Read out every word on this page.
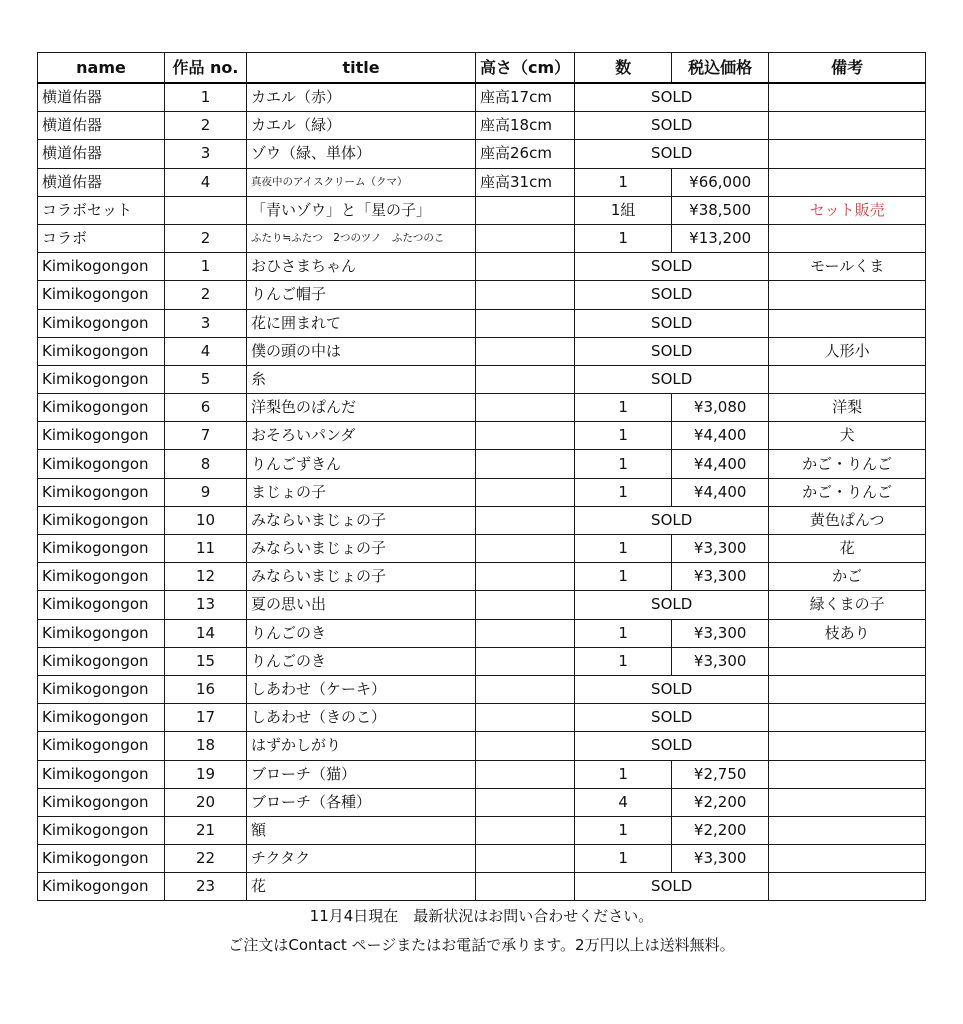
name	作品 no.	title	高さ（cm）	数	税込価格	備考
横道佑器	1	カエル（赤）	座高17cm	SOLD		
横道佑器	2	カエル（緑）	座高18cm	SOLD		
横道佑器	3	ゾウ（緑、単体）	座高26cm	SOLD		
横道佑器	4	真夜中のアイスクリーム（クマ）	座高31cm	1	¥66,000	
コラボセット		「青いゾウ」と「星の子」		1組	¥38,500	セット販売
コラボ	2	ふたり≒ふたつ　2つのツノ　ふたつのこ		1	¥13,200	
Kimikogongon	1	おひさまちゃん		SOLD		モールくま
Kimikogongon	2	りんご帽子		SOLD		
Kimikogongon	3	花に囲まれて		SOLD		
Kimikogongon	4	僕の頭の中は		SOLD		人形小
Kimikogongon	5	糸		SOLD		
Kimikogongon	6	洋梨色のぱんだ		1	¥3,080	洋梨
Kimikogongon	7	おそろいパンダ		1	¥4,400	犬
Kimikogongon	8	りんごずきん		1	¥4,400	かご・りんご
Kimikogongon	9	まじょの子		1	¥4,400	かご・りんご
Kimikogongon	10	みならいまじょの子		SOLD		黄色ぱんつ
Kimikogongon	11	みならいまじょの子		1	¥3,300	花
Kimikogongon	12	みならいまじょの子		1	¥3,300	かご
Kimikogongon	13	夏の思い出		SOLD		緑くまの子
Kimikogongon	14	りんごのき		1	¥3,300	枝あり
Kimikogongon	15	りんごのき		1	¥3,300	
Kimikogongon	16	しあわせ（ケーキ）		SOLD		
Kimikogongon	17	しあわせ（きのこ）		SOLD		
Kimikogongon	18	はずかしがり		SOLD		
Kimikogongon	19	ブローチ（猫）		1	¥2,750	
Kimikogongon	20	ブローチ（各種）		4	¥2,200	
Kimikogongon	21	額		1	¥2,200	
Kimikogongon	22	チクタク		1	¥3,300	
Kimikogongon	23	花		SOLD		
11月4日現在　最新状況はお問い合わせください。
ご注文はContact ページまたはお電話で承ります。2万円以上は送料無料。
* * *
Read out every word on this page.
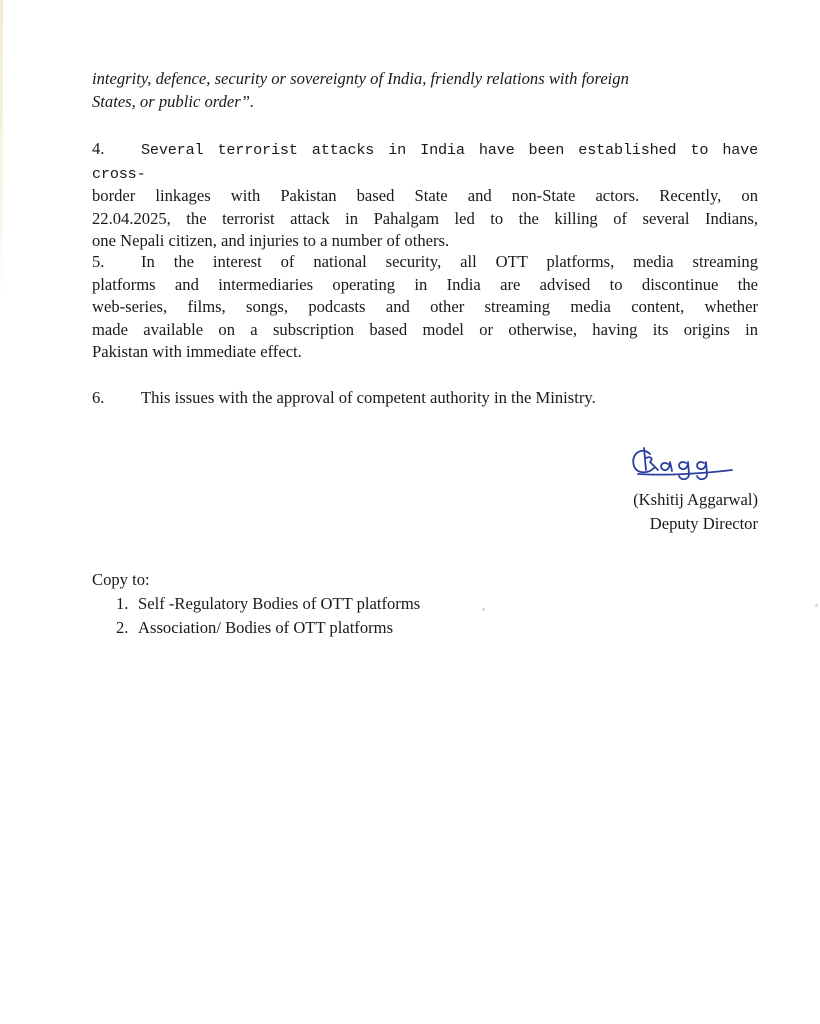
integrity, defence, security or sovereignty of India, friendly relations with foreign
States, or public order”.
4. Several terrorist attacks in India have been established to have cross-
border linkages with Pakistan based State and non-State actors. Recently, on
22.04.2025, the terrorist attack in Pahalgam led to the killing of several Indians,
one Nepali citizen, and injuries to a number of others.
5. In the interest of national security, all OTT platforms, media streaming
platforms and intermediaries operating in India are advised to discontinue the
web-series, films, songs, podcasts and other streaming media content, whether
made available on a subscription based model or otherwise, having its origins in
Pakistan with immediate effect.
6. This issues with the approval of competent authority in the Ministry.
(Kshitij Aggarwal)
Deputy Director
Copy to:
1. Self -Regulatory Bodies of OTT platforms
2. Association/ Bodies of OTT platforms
---
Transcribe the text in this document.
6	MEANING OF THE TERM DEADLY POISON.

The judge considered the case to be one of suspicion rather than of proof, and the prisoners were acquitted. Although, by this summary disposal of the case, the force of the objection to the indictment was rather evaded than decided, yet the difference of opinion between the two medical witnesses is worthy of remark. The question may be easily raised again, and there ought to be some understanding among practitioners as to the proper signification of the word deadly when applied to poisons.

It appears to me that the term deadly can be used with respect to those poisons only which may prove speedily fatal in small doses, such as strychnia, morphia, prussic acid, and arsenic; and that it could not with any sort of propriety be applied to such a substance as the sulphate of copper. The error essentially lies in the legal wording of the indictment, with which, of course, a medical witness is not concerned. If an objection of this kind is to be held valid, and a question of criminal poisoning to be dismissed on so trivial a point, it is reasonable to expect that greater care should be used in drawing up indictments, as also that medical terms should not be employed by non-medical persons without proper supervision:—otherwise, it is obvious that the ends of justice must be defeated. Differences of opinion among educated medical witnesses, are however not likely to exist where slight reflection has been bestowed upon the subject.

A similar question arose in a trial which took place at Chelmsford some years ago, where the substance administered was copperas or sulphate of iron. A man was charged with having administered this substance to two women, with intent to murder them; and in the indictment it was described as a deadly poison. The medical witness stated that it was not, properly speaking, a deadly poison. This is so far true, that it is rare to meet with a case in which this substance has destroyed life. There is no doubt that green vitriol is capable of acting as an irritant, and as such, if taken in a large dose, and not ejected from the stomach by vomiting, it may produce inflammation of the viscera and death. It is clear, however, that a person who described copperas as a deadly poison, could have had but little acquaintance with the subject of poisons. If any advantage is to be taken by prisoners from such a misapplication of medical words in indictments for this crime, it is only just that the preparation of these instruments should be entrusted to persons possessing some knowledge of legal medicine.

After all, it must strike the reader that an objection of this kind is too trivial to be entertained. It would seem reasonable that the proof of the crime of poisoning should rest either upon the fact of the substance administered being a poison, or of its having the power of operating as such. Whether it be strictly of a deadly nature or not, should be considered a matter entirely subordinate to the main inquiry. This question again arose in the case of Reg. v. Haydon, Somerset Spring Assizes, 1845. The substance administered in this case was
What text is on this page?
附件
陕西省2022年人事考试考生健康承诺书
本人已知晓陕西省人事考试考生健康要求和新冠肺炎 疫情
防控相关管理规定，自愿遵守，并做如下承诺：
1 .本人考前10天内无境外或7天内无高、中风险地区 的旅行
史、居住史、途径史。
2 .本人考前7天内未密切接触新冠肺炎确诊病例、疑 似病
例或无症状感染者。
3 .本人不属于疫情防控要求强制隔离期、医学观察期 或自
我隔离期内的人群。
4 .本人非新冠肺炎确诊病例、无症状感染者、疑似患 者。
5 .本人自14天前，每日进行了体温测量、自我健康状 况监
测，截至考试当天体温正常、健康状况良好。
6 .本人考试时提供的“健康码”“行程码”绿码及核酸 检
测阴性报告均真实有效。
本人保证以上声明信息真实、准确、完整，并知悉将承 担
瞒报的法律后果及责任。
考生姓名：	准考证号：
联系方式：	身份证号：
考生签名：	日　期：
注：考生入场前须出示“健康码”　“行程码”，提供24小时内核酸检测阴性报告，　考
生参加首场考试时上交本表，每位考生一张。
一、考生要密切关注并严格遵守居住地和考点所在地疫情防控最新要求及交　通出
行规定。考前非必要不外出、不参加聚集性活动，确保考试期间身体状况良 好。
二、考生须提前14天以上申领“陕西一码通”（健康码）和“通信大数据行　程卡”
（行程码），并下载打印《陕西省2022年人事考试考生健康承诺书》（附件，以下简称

• **REQUIRED TASK**:
List the lines of the material in which the word "proof" occurs.

• **EXERCISE SOLUTION**:
The judge considered the case to be one of suspicion rather than of proof, and the prisoners were acquitted. Although, by this summary disposal of the case, the force of the objection to the indictment was rather evaded than decided, yet the difference of opinion between the two medical witnesses is worthy of remark. The question may be easily raised again, and there ought to be some understanding among practitioners as to the proper signification of the word deadly when applied to poisons.
After all, it must strike the reader that an objection of this kind is too trivial to be entertained. It would seem reasonable that the proof of the crime of poisoning should rest either upon the fact of the substance administered being a poison, or of its having the power of operating as such. Whether it be strictly of a deadly nature or not, should be considered a matter entirely subordinate to the main inquiry. This question again arose in the case of Reg. v. Haydon, Somerset Spring Assizes, 1845. The substance administered in this case was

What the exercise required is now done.